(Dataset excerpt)
•••••

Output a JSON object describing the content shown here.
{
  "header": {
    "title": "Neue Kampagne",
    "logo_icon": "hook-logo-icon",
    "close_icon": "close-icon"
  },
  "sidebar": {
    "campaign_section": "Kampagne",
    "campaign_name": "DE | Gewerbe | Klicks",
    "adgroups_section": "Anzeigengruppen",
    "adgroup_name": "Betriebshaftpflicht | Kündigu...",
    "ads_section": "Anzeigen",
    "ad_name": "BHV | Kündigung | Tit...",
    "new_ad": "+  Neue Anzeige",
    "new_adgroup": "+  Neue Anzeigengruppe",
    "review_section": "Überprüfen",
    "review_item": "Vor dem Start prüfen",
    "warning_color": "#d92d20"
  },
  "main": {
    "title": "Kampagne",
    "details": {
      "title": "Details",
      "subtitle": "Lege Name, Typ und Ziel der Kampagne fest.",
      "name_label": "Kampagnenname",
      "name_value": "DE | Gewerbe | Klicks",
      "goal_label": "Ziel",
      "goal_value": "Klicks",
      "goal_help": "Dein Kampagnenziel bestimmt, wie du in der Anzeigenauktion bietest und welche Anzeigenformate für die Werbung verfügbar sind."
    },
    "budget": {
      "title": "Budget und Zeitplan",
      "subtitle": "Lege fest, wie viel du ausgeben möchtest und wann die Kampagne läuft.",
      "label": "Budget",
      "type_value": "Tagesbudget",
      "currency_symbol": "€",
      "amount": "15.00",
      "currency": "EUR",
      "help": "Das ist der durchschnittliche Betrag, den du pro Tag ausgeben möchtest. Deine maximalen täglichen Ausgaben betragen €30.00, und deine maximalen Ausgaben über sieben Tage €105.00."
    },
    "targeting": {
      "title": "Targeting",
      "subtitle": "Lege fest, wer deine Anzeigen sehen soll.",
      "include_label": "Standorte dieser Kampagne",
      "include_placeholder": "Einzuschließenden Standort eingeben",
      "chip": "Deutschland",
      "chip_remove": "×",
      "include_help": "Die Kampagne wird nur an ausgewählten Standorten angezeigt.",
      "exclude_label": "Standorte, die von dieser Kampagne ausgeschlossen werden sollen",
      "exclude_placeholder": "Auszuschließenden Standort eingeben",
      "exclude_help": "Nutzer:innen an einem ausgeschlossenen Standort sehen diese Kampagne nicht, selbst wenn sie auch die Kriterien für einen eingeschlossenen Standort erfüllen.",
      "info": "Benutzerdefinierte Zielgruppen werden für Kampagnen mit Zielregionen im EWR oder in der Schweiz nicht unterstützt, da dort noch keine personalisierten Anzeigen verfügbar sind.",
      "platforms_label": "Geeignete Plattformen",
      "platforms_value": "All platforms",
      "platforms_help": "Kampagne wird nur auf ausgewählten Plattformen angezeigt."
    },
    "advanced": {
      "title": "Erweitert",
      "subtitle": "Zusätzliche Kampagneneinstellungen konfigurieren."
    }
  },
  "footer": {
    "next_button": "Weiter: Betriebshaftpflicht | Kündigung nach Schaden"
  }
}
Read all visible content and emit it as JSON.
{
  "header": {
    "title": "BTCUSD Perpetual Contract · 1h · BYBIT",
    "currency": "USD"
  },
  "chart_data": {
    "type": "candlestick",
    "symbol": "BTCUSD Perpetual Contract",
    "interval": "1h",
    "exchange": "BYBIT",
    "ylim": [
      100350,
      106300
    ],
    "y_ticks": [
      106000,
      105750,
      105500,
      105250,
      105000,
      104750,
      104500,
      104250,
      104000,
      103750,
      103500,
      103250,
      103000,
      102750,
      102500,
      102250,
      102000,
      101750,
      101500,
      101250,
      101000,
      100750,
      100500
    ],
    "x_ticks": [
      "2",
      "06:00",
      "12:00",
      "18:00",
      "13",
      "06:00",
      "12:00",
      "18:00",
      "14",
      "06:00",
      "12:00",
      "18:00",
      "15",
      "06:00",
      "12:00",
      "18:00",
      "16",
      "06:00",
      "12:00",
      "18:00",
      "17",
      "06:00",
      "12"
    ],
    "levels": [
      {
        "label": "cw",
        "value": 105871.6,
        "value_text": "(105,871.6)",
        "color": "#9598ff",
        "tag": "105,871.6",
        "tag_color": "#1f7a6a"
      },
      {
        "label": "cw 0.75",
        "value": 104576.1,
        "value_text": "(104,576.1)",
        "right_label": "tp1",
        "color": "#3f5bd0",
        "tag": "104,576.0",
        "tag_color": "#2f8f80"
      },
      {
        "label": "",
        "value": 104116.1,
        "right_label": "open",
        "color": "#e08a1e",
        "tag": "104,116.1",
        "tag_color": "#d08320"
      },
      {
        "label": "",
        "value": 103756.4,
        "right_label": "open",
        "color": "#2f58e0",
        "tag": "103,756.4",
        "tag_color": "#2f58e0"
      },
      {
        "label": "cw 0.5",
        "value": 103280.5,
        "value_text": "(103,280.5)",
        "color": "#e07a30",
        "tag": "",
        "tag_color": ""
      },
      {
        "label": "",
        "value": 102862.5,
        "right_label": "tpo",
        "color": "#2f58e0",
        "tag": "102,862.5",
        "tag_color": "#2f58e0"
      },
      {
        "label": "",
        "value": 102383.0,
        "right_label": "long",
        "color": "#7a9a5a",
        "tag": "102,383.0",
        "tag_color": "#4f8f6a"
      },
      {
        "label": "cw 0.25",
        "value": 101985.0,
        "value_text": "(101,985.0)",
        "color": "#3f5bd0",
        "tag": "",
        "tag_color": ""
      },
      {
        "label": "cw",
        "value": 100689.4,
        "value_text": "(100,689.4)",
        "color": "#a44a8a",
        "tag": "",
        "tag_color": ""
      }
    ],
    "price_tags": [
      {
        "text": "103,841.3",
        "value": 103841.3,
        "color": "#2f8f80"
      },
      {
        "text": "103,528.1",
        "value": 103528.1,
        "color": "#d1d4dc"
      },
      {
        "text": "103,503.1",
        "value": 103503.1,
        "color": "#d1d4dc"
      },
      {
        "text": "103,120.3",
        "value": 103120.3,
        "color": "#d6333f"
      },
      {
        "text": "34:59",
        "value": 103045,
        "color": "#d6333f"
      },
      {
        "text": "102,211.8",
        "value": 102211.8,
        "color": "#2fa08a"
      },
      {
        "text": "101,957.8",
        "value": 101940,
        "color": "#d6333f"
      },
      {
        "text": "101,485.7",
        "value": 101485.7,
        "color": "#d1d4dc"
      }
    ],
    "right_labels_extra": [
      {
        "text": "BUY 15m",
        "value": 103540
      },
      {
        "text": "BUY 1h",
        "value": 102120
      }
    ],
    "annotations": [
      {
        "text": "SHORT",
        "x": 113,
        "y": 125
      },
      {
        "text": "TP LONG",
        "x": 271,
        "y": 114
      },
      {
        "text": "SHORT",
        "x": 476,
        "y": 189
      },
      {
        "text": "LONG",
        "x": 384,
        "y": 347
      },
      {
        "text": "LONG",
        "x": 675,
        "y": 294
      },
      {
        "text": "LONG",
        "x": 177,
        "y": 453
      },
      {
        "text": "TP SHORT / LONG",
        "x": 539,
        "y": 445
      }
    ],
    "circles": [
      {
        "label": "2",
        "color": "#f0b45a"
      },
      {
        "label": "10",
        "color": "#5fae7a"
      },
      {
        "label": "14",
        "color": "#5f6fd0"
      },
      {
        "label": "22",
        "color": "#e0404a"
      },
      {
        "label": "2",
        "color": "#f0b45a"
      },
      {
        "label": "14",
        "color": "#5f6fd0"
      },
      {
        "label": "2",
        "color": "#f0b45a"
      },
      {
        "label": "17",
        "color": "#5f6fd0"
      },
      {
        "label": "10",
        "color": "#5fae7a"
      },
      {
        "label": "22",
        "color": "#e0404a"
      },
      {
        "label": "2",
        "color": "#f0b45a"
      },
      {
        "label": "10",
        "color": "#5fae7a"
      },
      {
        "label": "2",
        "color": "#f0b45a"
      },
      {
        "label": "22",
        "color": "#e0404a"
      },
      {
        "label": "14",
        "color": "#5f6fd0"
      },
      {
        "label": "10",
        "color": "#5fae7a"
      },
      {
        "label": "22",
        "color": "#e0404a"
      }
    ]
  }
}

•••••

* [BRIEF] Check every line for "BYBIT" and show the ones that have it.

* [RESULT FOR THIS TASK]
    "title": "BTCUSD Perpetual Contract · 1h · BYBIT",
    "exchange": "BYBIT",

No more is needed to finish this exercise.